┌──
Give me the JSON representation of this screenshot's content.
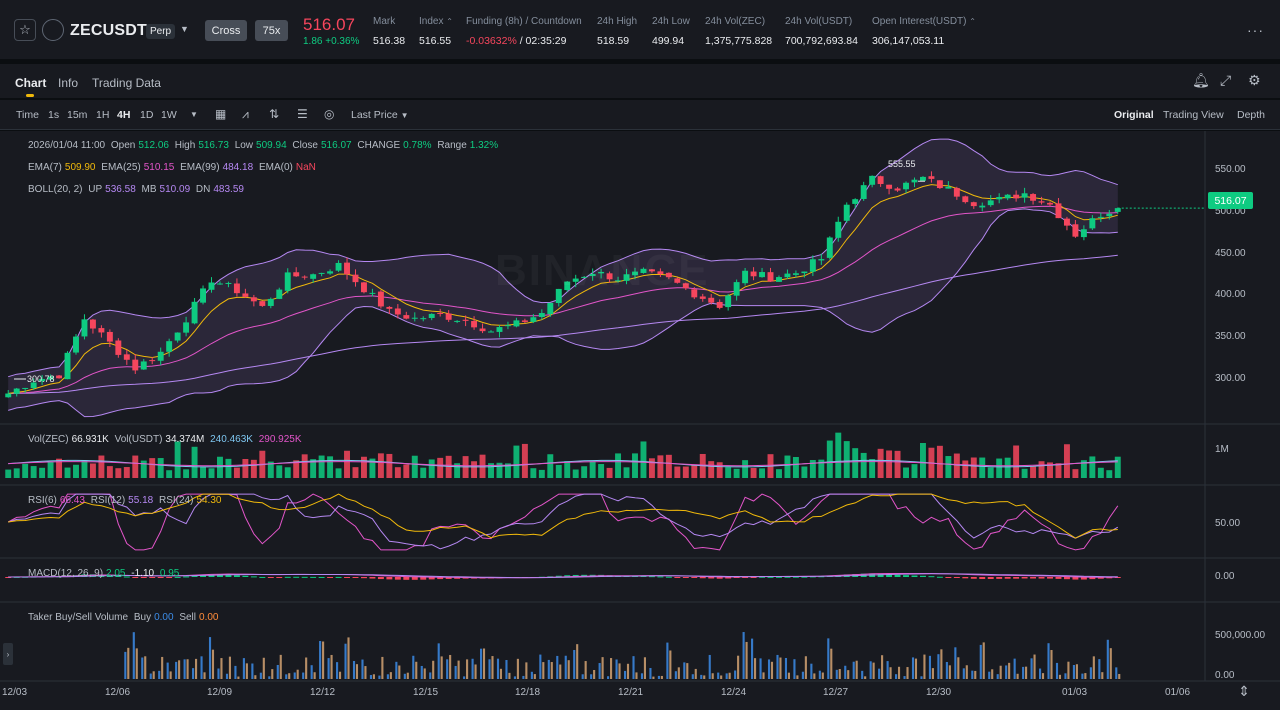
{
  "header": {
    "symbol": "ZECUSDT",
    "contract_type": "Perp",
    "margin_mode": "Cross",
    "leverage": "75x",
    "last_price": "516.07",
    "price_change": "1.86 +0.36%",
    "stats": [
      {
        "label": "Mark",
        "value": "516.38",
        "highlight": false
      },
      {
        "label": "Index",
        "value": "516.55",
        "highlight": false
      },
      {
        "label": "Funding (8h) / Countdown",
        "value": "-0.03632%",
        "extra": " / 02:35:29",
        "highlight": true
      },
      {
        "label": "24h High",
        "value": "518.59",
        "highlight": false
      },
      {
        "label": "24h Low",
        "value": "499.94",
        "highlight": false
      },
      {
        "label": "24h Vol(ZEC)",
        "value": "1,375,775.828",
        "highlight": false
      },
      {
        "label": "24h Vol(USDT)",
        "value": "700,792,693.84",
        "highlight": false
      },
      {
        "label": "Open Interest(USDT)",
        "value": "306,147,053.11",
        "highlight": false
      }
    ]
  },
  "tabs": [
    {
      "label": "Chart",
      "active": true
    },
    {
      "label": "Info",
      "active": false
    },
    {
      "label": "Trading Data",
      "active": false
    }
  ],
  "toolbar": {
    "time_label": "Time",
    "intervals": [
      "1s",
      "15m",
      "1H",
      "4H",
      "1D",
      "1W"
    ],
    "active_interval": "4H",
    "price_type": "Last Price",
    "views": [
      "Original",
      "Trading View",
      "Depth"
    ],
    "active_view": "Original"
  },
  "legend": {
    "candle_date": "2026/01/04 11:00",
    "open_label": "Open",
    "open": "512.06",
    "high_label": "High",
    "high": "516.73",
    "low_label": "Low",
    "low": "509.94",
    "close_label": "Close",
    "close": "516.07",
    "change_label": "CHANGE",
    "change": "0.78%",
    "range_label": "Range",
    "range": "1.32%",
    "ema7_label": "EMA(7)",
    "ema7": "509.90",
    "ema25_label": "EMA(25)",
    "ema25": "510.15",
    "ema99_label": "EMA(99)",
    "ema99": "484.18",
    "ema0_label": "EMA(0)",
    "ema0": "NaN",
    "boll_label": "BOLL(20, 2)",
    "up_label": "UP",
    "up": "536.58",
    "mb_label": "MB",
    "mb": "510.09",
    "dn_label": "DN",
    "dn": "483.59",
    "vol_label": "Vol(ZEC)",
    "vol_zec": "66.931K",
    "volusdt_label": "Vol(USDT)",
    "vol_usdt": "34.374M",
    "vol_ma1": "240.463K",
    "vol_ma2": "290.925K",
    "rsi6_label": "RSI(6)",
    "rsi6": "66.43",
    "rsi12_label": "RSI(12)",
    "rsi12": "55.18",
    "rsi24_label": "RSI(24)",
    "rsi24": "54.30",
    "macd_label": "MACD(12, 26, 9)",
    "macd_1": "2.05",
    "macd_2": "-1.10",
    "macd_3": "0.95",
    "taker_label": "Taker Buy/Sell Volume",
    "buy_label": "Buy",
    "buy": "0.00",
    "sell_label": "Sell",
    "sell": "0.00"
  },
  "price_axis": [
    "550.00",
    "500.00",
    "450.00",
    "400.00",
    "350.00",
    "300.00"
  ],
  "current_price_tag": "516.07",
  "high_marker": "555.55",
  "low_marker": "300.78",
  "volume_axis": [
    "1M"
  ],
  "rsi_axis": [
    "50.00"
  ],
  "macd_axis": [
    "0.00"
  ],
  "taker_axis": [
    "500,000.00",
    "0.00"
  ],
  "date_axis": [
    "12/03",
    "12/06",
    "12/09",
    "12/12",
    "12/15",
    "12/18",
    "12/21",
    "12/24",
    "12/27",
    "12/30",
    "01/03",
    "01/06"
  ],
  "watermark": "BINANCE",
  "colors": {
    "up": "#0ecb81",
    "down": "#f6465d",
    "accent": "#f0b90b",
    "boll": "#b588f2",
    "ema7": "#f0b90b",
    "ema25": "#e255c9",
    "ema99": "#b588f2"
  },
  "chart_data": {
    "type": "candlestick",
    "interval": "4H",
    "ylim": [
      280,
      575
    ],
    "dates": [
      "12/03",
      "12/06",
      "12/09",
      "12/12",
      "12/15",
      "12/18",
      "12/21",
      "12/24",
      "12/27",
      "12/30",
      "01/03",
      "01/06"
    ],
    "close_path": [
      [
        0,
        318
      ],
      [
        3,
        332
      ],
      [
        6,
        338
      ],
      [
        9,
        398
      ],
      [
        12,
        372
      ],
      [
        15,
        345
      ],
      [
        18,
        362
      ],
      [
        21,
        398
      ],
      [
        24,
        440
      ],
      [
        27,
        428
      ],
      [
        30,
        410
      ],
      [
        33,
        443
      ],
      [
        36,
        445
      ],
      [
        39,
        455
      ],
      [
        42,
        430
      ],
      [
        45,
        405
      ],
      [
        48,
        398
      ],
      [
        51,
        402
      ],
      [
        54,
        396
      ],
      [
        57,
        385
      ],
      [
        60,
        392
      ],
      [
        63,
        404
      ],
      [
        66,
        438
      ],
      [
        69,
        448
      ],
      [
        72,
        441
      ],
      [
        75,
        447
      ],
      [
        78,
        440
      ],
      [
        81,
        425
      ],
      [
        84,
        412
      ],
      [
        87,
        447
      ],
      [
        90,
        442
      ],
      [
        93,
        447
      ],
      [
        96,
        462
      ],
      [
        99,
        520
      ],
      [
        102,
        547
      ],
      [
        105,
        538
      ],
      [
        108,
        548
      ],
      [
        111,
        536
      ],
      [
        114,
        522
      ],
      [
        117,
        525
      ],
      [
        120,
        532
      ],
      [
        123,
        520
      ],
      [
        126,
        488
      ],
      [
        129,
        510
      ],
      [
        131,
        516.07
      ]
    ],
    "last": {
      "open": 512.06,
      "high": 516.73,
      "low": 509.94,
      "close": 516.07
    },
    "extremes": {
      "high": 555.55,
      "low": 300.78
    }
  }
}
└──
Quote each record exactly as it stands, minus the pictures.

Give me the JSON representation of this screenshot's content.
{
  "header": {
    "symbol": "ZECUSDT",
    "contract_type": "Perp",
    "margin_mode": "Cross",
    "leverage": "75x",
    "last_price": "516.07",
    "price_change": "1.86 +0.36%",
    "stats": [
      {
        "label": "Mark",
        "value": "516.38",
        "highlight": false
      },
      {
        "label": "Index",
        "value": "516.55",
        "highlight": false
      },
      {
        "label": "Funding (8h) / Countdown",
        "value": "-0.03632%",
        "extra": " / 02:35:29",
        "highlight": true
      },
      {
        "label": "24h High",
        "value": "518.59",
        "highlight": false
      },
      {
        "label": "24h Low",
        "value": "499.94",
        "highlight": false
      },
      {
        "label": "24h Vol(ZEC)",
        "value": "1,375,775.828",
        "highlight": false
      },
      {
        "label": "24h Vol(USDT)",
        "value": "700,792,693.84",
        "highlight": false
      },
      {
        "label": "Open Interest(USDT)",
        "value": "306,147,053.11",
        "highlight": false
      }
    ]
  },
  "tabs": [
    {
      "label": "Chart",
      "active": true
    },
    {
      "label": "Info",
      "active": false
    },
    {
      "label": "Trading Data",
      "active": false
    }
  ],
  "toolbar": {
    "time_label": "Time",
    "intervals": [
      "1s",
      "15m",
      "1H",
      "4H",
      "1D",
      "1W"
    ],
    "active_interval": "4H",
    "price_type": "Last Price",
    "views": [
      "Original",
      "Trading View",
      "Depth"
    ],
    "active_view": "Original"
  },
  "legend": {
    "candle_date": "2026/01/04 11:00",
    "open_label": "Open",
    "open": "512.06",
    "high_label": "High",
    "high": "516.73",
    "low_label": "Low",
    "low": "509.94",
    "close_label": "Close",
    "close": "516.07",
    "change_label": "CHANGE",
    "change": "0.78%",
    "range_label": "Range",
    "range": "1.32%",
    "ema7_label": "EMA(7)",
    "ema7": "509.90",
    "ema25_label": "EMA(25)",
    "ema25": "510.15",
    "ema99_label": "EMA(99)",
    "ema99": "484.18",
    "ema0_label": "EMA(0)",
    "ema0": "NaN",
    "boll_label": "BOLL(20, 2)",
    "up_label": "UP",
    "up": "536.58",
    "mb_label": "MB",
    "mb": "510.09",
    "dn_label": "DN",
    "dn": "483.59",
    "vol_label": "Vol(ZEC)",
    "vol_zec": "66.931K",
    "volusdt_label": "Vol(USDT)",
    "vol_usdt": "34.374M",
    "vol_ma1": "240.463K",
    "vol_ma2": "290.925K",
    "rsi6_label": "RSI(6)",
    "rsi6": "66.43",
    "rsi12_label": "RSI(12)",
    "rsi12": "55.18",
    "rsi24_label": "RSI(24)",
    "rsi24": "54.30",
    "macd_label": "MACD(12, 26, 9)",
    "macd_1": "2.05",
    "macd_2": "-1.10",
    "macd_3": "0.95",
    "taker_label": "Taker Buy/Sell Volume",
    "buy_label": "Buy",
    "buy": "0.00",
    "sell_label": "Sell",
    "sell": "0.00"
  },
  "price_axis": [
    "550.00",
    "500.00",
    "450.00",
    "400.00",
    "350.00",
    "300.00"
  ],
  "current_price_tag": "516.07",
  "high_marker": "555.55",
  "low_marker": "300.78",
  "volume_axis": [
    "1M"
  ],
  "rsi_axis": [
    "50.00"
  ],
  "macd_axis": [
    "0.00"
  ],
  "taker_axis": [
    "500,000.00",
    "0.00"
  ],
  "date_axis": [
    "12/03",
    "12/06",
    "12/09",
    "12/12",
    "12/15",
    "12/18",
    "12/21",
    "12/24",
    "12/27",
    "12/30",
    "01/03",
    "01/06"
  ],
  "watermark": "BINANCE",
  "colors": {
    "up": "#0ecb81",
    "down": "#f6465d",
    "accent": "#f0b90b",
    "boll": "#b588f2",
    "ema7": "#f0b90b",
    "ema25": "#e255c9",
    "ema99": "#b588f2"
  },
  "chart_data": {
    "type": "candlestick",
    "interval": "4H",
    "ylim": [
      280,
      575
    ],
    "dates": [
      "12/03",
      "12/06",
      "12/09",
      "12/12",
      "12/15",
      "12/18",
      "12/21",
      "12/24",
      "12/27",
      "12/30",
      "01/03",
      "01/06"
    ],
    "close_path": [
      [
        0,
        318
      ],
      [
        3,
        332
      ],
      [
        6,
        338
      ],
      [
        9,
        398
      ],
      [
        12,
        372
      ],
      [
        15,
        345
      ],
      [
        18,
        362
      ],
      [
        21,
        398
      ],
      [
        24,
        440
      ],
      [
        27,
        428
      ],
      [
        30,
        410
      ],
      [
        33,
        443
      ],
      [
        36,
        445
      ],
      [
        39,
        455
      ],
      [
        42,
        430
      ],
      [
        45,
        405
      ],
      [
        48,
        398
      ],
      [
        51,
        402
      ],
      [
        54,
        396
      ],
      [
        57,
        385
      ],
      [
        60,
        392
      ],
      [
        63,
        404
      ],
      [
        66,
        438
      ],
      [
        69,
        448
      ],
      [
        72,
        441
      ],
      [
        75,
        447
      ],
      [
        78,
        440
      ],
      [
        81,
        425
      ],
      [
        84,
        412
      ],
      [
        87,
        447
      ],
      [
        90,
        442
      ],
      [
        93,
        447
      ],
      [
        96,
        462
      ],
      [
        99,
        520
      ],
      [
        102,
        547
      ],
      [
        105,
        538
      ],
      [
        108,
        548
      ],
      [
        111,
        536
      ],
      [
        114,
        522
      ],
      [
        117,
        525
      ],
      [
        120,
        532
      ],
      [
        123,
        520
      ],
      [
        126,
        488
      ],
      [
        129,
        510
      ],
      [
        131,
        516.07
      ]
    ],
    "last": {
      "open": 512.06,
      "high": 516.73,
      "low": 509.94,
      "close": 516.07
    },
    "extremes": {
      "high": 555.55,
      "low": 300.78
    }
  }
}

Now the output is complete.